* [GIVEN ENTRIES]

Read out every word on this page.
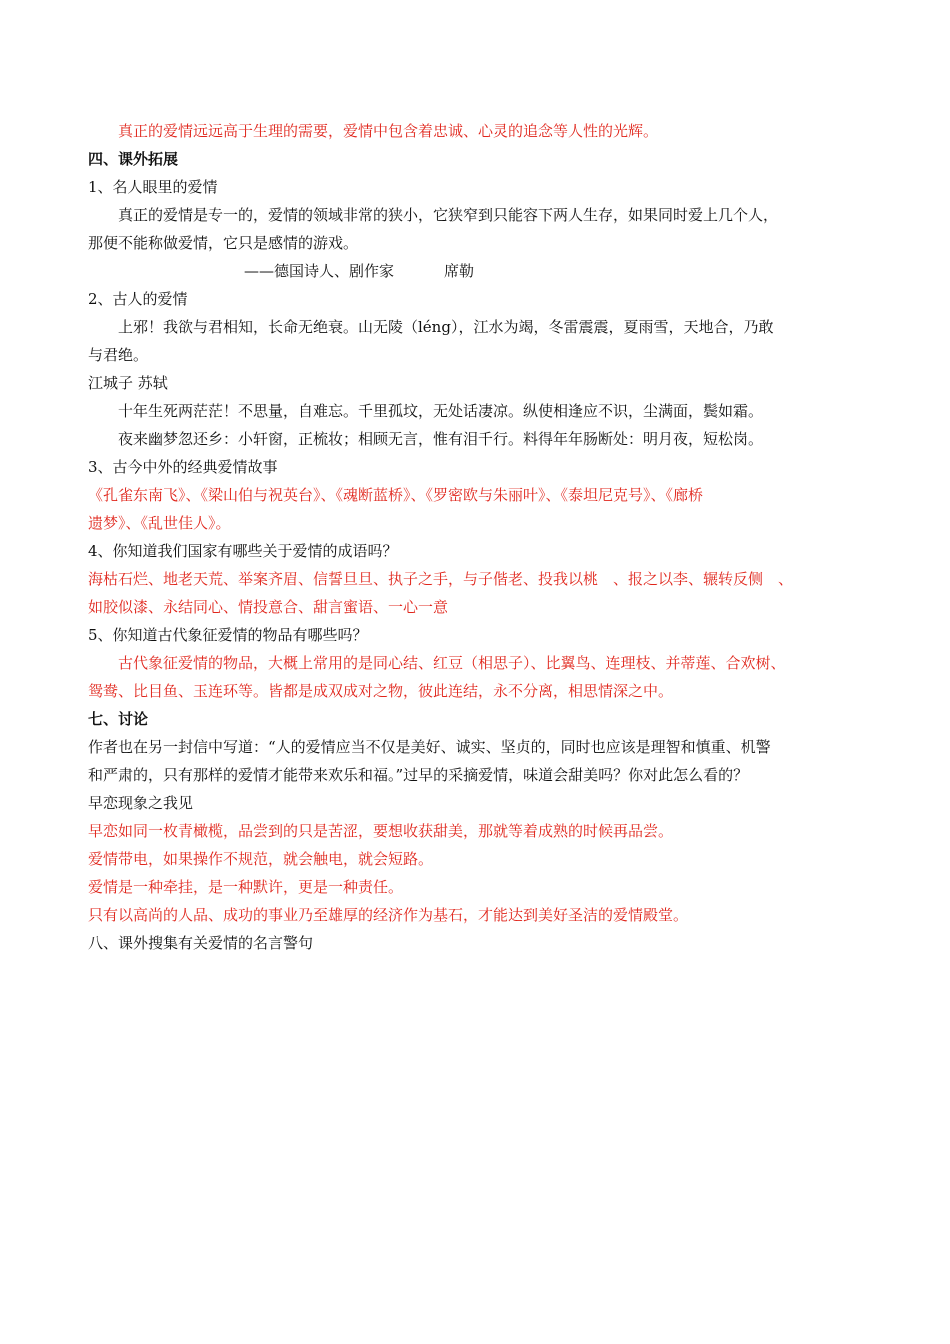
真正的爱情远远高于生理的需要，爱情中包含着忠诚、心灵的追念等人性的光辉。
四、课外拓展
1、名人眼里的爱情
真正的爱情是专一的，爱情的领域非常的狭小，它狭窄到只能容下两人生存，如果同时爱上几个人，
那便不能称做爱情，它只是感情的游戏。
——德国诗人、剧作家	席勒
2、古人的爱情
上邪！我欲与君相知，长命无绝衰。山无陵（léng），江水为竭，冬雷震震，夏雨雪，天地合，乃敢
与君绝。
江城子 苏轼
十年生死两茫茫！不思量，自难忘。千里孤坟，无处话凄凉。纵使相逢应不识，尘满面，鬓如霜。
夜来幽梦忽还乡：小轩窗，正梳妆；相顾无言，惟有泪千行。料得年年肠断处：明月夜，短松岗。
3、古今中外的经典爱情故事
《孔雀东南飞》、《梁山伯与祝英台》、《魂断蓝桥》、《罗密欧与朱丽叶》、《泰坦尼克号》、《廊桥
遗梦》、《乱世佳人》。
4、你知道我们国家有哪些关于爱情的成语吗？
海枯石烂、地老天荒、举案齐眉、信誓旦旦、执子之手，与子偕老、投我以桃　、报之以李、辗转反侧　、
如胶似漆、永结同心、情投意合、甜言蜜语、一心一意
5、你知道古代象征爱情的物品有哪些吗？
古代象征爱情的物品，大概上常用的是同心结、红豆（相思子）、比翼鸟、连理枝、并蒂莲、合欢树、
鸳鸯、比目鱼、玉连环等。皆都是成双成对之物，彼此连结，永不分离，相思情深之中。
七、讨论
作者也在另一封信中写道：“人的爱情应当不仅是美好、诚实、坚贞的，同时也应该是理智和慎重、机警
和严肃的，只有那样的爱情才能带来欢乐和福。”过早的采摘爱情，味道会甜美吗？你对此怎么看的？
早恋现象之我见
早恋如同一枚青橄榄，品尝到的只是苦涩，要想收获甜美，那就等着成熟的时候再品尝。
爱情带电，如果操作不规范，就会触电，就会短路。
爱情是一种牵挂，是一种默许，更是一种责任。
只有以高尚的人品、成功的事业乃至雄厚的经济作为基石，才能达到美好圣洁的爱情殿堂。
八、课外搜集有关爱情的名言警句
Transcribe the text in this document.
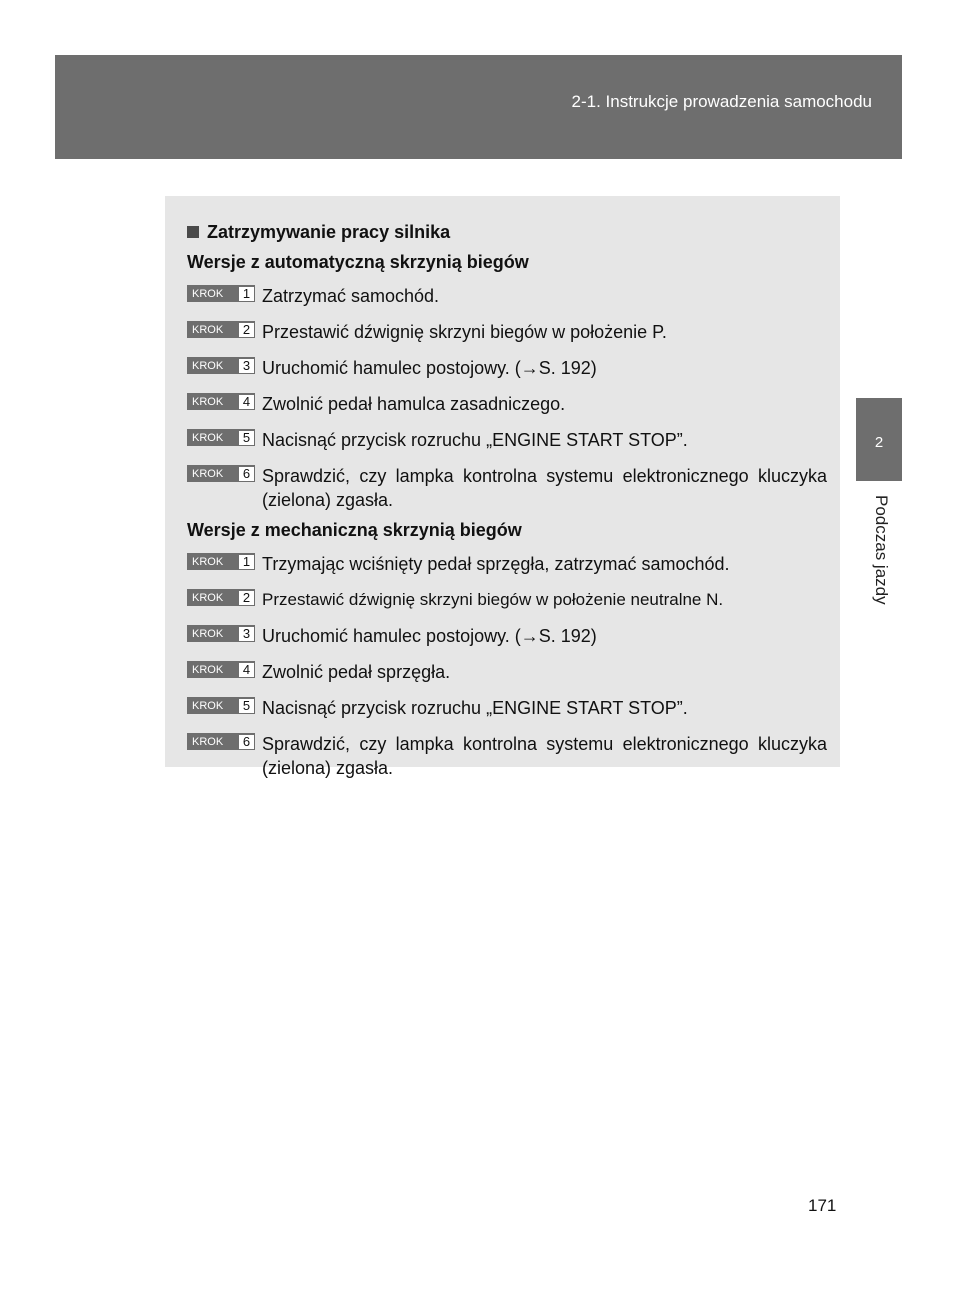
2-1. Instrukcje prowadzenia samochodu
2
Podczas jazdy
Zatrzymywanie pracy silnika
Wersje z automatyczną skrzynią biegów
KROK	1 Zatrzymać samochód.
KROK	2 Przestawić dźwignię skrzyni biegów w położenie P.
KROK	3 Uruchomić hamulec postojowy. (→S. 192)
KROK	4 Zwolnić pedał hamulca zasadniczego.
KROK	5 Nacisnąć przycisk rozruchu „ENGINE START STOP”.
KROK	6 Sprawdzić, czy lampka kontrolna systemu elektronicznego kluczyka (zielona) zgasła.
Wersje z mechaniczną skrzynią biegów
KROK	1 Trzymając wciśnięty pedał sprzęgła, zatrzymać samochód.
KROK	2 Przestawić dźwignię skrzyni biegów w położenie neutralne N.
KROK	3 Uruchomić hamulec postojowy. (→S. 192)
KROK	4 Zwolnić pedał sprzęgła.
KROK	5 Nacisnąć przycisk rozruchu „ENGINE START STOP”.
KROK	6 Sprawdzić, czy lampka kontrolna systemu elektronicznego kluczyka (zielona) zgasła.
171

* [AIM OF THE EXERCISE] Reproduce precisely the lines of the entries above, from the one containing "Transcribe the text in this document." through the final one, both ends included, and omit the pictures.

* [WRITTEN REPLY]
Transcribe the text in this document.
2-1. Instrukcje prowadzenia samochodu
2
Podczas jazdy
Zatrzymywanie pracy silnika
Wersje z automatyczną skrzynią biegów
KROK	1 Zatrzymać samochód.
KROK	2 Przestawić dźwignię skrzyni biegów w położenie P.
KROK	3 Uruchomić hamulec postojowy. (→S. 192)
KROK	4 Zwolnić pedał hamulca zasadniczego.
KROK	5 Nacisnąć przycisk rozruchu „ENGINE START STOP”.
KROK	6 Sprawdzić, czy lampka kontrolna systemu elektronicznego kluczyka (zielona) zgasła.
Wersje z mechaniczną skrzynią biegów
KROK	1 Trzymając wciśnięty pedał sprzęgła, zatrzymać samochód.
KROK	2 Przestawić dźwignię skrzyni biegów w położenie neutralne N.
KROK	3 Uruchomić hamulec postojowy. (→S. 192)
KROK	4 Zwolnić pedał sprzęgła.
KROK	5 Nacisnąć przycisk rozruchu „ENGINE START STOP”.
KROK	6 Sprawdzić, czy lampka kontrolna systemu elektronicznego kluczyka (zielona) zgasła.
171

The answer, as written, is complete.